* Input records *
•••

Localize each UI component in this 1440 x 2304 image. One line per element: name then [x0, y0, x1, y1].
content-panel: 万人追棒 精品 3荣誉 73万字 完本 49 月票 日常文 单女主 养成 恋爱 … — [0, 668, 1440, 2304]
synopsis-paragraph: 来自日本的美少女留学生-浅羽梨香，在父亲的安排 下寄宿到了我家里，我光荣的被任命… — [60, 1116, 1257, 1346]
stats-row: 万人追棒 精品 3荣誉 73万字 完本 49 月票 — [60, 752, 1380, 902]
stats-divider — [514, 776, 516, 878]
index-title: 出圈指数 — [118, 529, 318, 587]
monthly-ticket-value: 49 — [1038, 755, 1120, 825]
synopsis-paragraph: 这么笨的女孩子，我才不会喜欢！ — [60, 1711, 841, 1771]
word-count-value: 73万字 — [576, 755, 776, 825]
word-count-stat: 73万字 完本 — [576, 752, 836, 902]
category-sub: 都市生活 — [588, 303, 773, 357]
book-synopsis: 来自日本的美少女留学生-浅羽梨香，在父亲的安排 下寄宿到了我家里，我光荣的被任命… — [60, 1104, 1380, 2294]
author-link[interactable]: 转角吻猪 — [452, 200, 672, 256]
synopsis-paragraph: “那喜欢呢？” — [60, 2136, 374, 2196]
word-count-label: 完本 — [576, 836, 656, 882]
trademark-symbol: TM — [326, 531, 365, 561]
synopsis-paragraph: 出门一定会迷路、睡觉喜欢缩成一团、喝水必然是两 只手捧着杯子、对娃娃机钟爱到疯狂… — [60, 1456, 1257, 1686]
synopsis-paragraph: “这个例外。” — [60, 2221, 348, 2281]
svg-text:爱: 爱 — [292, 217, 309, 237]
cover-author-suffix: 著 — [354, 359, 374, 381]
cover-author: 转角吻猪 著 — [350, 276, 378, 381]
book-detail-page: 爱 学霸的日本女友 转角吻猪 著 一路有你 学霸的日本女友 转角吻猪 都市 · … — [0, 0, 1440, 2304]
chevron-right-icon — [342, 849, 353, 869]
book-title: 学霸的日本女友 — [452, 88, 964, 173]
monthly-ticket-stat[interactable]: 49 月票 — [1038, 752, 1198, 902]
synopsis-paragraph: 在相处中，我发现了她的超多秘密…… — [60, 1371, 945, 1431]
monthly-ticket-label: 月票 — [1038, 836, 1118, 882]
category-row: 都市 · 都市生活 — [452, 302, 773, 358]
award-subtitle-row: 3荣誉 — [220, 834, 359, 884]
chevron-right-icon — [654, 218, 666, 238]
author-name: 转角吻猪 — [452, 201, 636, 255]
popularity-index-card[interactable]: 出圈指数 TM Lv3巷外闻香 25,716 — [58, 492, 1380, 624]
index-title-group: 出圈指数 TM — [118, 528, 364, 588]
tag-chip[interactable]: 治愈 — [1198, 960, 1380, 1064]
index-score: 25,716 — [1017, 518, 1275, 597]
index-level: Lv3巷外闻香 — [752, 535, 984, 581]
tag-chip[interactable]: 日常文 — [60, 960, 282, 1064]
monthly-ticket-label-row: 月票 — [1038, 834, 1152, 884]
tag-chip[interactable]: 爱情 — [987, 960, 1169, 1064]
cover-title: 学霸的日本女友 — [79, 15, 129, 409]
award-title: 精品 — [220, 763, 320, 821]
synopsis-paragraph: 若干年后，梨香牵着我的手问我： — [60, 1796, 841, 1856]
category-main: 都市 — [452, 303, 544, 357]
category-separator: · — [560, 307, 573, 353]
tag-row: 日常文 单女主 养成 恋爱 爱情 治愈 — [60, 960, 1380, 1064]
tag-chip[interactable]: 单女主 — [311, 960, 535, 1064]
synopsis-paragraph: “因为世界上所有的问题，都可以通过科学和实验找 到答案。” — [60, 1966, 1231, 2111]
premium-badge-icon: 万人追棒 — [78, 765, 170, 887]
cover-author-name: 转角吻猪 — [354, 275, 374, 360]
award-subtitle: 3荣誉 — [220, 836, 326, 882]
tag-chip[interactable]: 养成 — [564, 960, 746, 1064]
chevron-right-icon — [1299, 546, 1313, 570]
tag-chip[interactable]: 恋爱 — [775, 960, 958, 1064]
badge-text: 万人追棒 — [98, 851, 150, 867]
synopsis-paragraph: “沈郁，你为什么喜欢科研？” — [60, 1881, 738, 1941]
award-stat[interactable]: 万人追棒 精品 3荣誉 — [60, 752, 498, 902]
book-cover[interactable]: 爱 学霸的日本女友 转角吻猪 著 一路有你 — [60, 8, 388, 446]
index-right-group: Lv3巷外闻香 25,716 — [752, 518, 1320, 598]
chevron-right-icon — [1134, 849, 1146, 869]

•••

* Stated exercise *
Reproduce every line of the items above word for word, with nothing added, dropped, or changed.

* Full answer *
Localize each UI component in this 1440 x 2304 image. One line per element: name then [x0, y0, x1, y1].
content-panel: 万人追棒 精品 3荣誉 73万字 完本 49 月票 日常文 单女主 养成 恋爱 … — [0, 668, 1440, 2304]
synopsis-paragraph: 来自日本的美少女留学生-浅羽梨香，在父亲的安排 下寄宿到了我家里，我光荣的被任命… — [60, 1116, 1257, 1346]
stats-row: 万人追棒 精品 3荣誉 73万字 完本 49 月票 — [60, 752, 1380, 902]
stats-divider — [514, 776, 516, 878]
index-title: 出圈指数 — [118, 529, 318, 587]
monthly-ticket-value: 49 — [1038, 755, 1120, 825]
synopsis-paragraph: 这么笨的女孩子，我才不会喜欢！ — [60, 1711, 841, 1771]
word-count-value: 73万字 — [576, 755, 776, 825]
word-count-stat: 73万字 完本 — [576, 752, 836, 902]
category-sub: 都市生活 — [588, 303, 773, 357]
book-synopsis: 来自日本的美少女留学生-浅羽梨香，在父亲的安排 下寄宿到了我家里，我光荣的被任命… — [60, 1104, 1380, 2294]
author-link[interactable]: 转角吻猪 — [452, 200, 672, 256]
synopsis-paragraph: “那喜欢呢？” — [60, 2136, 374, 2196]
word-count-label: 完本 — [576, 836, 656, 882]
trademark-symbol: TM — [326, 531, 365, 561]
synopsis-paragraph: 出门一定会迷路、睡觉喜欢缩成一团、喝水必然是两 只手捧着杯子、对娃娃机钟爱到疯狂… — [60, 1456, 1257, 1686]
synopsis-paragraph: “这个例外。” — [60, 2221, 348, 2281]
svg-text:爱: 爱 — [292, 217, 309, 237]
cover-author-suffix: 著 — [354, 359, 374, 381]
cover-author: 转角吻猪 著 — [350, 276, 378, 381]
book-detail-page: 爱 学霸的日本女友 转角吻猪 著 一路有你 学霸的日本女友 转角吻猪 都市 · … — [0, 0, 1440, 2304]
chevron-right-icon — [342, 849, 353, 869]
book-title: 学霸的日本女友 — [452, 88, 964, 173]
monthly-ticket-stat[interactable]: 49 月票 — [1038, 752, 1198, 902]
synopsis-paragraph: 在相处中，我发现了她的超多秘密…… — [60, 1371, 945, 1431]
monthly-ticket-label: 月票 — [1038, 836, 1118, 882]
category-row: 都市 · 都市生活 — [452, 302, 773, 358]
award-subtitle-row: 3荣誉 — [220, 834, 359, 884]
chevron-right-icon — [654, 218, 666, 238]
author-name: 转角吻猪 — [452, 201, 636, 255]
popularity-index-card[interactable]: 出圈指数 TM Lv3巷外闻香 25,716 — [58, 492, 1380, 624]
index-title-group: 出圈指数 TM — [118, 528, 364, 588]
tag-chip[interactable]: 治愈 — [1198, 960, 1380, 1064]
index-score: 25,716 — [1017, 518, 1275, 597]
index-level: Lv3巷外闻香 — [752, 535, 984, 581]
tag-chip[interactable]: 日常文 — [60, 960, 282, 1064]
monthly-ticket-label-row: 月票 — [1038, 834, 1152, 884]
tag-chip[interactable]: 爱情 — [987, 960, 1169, 1064]
cover-title: 学霸的日本女友 — [79, 15, 129, 409]
award-title: 精品 — [220, 763, 320, 821]
synopsis-paragraph: 若干年后，梨香牵着我的手问我： — [60, 1796, 841, 1856]
category-main: 都市 — [452, 303, 544, 357]
category-separator: · — [560, 307, 573, 353]
tag-row: 日常文 单女主 养成 恋爱 爱情 治愈 — [60, 960, 1380, 1064]
tag-chip[interactable]: 单女主 — [311, 960, 535, 1064]
synopsis-paragraph: “因为世界上所有的问题，都可以通过科学和实验找 到答案。” — [60, 1966, 1231, 2111]
premium-badge-icon: 万人追棒 — [78, 765, 170, 887]
cover-author-name: 转角吻猪 — [354, 275, 374, 360]
award-subtitle: 3荣誉 — [220, 836, 326, 882]
tag-chip[interactable]: 养成 — [564, 960, 746, 1064]
chevron-right-icon — [1299, 546, 1313, 570]
tag-chip[interactable]: 恋爱 — [775, 960, 958, 1064]
badge-text: 万人追棒 — [98, 851, 150, 867]
synopsis-paragraph: “沈郁，你为什么喜欢科研？” — [60, 1881, 738, 1941]
award-stat[interactable]: 万人追棒 精品 3荣誉 — [60, 752, 498, 902]
book-cover[interactable]: 爱 学霸的日本女友 转角吻猪 著 一路有你 — [60, 8, 388, 446]
index-right-group: Lv3巷外闻香 25,716 — [752, 518, 1320, 598]
chevron-right-icon — [1134, 849, 1146, 869]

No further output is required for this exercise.